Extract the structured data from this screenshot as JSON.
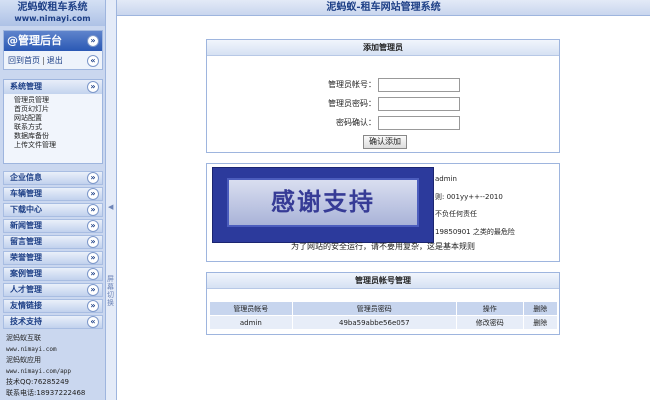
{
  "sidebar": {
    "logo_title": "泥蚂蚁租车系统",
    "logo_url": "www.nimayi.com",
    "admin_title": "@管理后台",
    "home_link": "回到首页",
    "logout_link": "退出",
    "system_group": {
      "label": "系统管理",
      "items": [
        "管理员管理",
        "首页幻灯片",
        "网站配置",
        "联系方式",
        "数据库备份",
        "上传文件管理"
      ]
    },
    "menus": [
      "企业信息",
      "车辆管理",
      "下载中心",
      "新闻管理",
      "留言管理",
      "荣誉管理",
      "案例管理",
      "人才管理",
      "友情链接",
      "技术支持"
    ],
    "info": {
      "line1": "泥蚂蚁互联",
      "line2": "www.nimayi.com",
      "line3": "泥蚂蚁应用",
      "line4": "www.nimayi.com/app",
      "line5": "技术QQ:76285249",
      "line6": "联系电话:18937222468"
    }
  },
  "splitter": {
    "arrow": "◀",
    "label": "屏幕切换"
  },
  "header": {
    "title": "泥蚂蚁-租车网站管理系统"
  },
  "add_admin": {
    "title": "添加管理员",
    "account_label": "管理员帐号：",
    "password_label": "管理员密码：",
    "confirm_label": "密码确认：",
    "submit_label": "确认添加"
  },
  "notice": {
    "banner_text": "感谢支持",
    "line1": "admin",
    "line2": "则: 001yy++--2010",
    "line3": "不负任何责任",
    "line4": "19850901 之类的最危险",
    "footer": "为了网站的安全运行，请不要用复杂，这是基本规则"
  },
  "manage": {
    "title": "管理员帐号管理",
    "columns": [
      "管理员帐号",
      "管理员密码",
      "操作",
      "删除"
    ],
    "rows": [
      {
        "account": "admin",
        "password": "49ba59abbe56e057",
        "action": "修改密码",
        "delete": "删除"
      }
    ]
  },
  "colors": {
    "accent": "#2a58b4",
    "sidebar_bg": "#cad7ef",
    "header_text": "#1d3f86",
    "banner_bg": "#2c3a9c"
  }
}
━━━━━━━━
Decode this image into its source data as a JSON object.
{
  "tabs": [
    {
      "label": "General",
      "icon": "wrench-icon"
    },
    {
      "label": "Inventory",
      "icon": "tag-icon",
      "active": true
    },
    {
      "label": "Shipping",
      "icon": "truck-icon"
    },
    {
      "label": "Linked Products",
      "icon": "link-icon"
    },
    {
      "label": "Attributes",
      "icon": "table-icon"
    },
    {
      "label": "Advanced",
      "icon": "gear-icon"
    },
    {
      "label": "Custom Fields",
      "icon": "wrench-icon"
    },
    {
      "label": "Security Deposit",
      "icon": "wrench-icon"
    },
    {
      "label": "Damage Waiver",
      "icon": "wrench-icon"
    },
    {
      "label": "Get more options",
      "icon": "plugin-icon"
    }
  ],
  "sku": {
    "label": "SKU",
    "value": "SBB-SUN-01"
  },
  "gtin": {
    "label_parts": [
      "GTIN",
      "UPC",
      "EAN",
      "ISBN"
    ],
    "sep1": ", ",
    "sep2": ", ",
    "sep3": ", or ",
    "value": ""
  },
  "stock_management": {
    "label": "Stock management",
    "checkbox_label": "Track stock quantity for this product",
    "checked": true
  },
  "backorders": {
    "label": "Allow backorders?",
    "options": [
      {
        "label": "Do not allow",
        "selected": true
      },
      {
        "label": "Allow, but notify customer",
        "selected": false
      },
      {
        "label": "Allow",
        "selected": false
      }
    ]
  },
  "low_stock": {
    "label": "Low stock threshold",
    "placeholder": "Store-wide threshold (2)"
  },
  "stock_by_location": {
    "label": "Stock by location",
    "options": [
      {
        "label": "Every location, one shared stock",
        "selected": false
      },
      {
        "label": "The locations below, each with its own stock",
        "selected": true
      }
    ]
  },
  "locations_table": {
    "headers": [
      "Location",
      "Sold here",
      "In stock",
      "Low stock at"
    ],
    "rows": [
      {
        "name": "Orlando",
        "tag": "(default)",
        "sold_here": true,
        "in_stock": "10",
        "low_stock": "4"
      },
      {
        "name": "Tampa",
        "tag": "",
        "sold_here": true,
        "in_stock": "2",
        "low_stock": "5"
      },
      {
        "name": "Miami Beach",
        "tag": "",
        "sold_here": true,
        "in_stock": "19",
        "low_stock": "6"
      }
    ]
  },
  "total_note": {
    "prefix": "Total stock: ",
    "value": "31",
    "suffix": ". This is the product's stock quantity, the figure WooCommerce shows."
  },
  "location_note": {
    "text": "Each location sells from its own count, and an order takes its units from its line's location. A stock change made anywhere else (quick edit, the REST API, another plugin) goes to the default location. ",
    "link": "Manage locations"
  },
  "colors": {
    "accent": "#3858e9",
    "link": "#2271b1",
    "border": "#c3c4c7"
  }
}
━━━━━━━━
- Stated exercise -
Only lines holding the string "JSON" are wanted; gather each one from the entries above.

- The result -
Extract the structured data from this screenshot as JSON.
Decode this image into its source data as a JSON object.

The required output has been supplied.